Written problem – Locate the string "name" in the records below. Copy every line where it occurs.

━━━━━━━━━━━━━━━━

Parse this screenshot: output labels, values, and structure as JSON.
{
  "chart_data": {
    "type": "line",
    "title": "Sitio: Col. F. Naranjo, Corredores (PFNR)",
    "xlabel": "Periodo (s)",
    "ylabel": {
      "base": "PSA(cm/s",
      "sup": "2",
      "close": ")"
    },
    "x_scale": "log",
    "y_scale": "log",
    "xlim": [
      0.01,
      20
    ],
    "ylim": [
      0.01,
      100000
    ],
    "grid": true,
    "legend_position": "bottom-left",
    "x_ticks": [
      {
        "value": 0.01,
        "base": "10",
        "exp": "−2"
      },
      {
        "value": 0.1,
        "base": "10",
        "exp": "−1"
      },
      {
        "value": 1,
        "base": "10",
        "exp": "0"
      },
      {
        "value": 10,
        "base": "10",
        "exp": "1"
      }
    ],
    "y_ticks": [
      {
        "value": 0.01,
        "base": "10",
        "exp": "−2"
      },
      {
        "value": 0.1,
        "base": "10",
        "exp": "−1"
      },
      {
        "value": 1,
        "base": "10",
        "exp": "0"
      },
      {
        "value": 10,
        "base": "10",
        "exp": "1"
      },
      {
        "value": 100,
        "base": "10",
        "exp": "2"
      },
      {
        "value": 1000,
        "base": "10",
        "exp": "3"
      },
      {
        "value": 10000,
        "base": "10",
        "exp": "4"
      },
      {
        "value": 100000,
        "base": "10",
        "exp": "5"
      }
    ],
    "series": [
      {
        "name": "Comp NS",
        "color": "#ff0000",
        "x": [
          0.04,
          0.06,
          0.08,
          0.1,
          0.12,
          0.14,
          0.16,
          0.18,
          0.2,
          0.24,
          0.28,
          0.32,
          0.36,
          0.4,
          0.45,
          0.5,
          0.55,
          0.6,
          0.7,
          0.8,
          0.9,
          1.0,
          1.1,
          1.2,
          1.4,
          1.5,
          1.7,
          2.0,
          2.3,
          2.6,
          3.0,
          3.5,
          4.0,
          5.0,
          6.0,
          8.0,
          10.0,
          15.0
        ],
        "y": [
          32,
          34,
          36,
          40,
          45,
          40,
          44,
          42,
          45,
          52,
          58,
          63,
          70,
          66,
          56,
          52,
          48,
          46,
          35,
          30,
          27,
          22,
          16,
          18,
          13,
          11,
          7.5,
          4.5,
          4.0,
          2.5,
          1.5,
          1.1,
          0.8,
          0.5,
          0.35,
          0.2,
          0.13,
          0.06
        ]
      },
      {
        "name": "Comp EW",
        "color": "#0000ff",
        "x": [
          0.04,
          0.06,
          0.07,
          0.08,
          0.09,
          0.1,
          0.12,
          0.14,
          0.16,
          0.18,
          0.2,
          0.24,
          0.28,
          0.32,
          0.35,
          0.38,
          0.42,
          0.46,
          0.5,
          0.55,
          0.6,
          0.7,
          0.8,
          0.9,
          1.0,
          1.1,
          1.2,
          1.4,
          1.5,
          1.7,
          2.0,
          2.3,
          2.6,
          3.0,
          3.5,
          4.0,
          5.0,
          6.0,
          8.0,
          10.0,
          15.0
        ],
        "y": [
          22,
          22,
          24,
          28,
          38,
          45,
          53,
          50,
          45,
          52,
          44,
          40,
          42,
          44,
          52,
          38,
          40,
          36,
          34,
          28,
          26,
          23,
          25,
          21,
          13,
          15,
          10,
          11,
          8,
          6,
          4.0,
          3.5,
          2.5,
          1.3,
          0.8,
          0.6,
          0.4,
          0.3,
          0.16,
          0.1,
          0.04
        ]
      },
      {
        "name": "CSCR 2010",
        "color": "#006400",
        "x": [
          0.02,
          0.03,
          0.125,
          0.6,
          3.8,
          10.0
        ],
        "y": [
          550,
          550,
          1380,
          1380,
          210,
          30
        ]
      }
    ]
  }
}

━━━━━━━━━━━━━━━━

Response to this exercise –
        "name": "Comp NS",
        "name": "Comp EW",
        "name": "CSCR 2010",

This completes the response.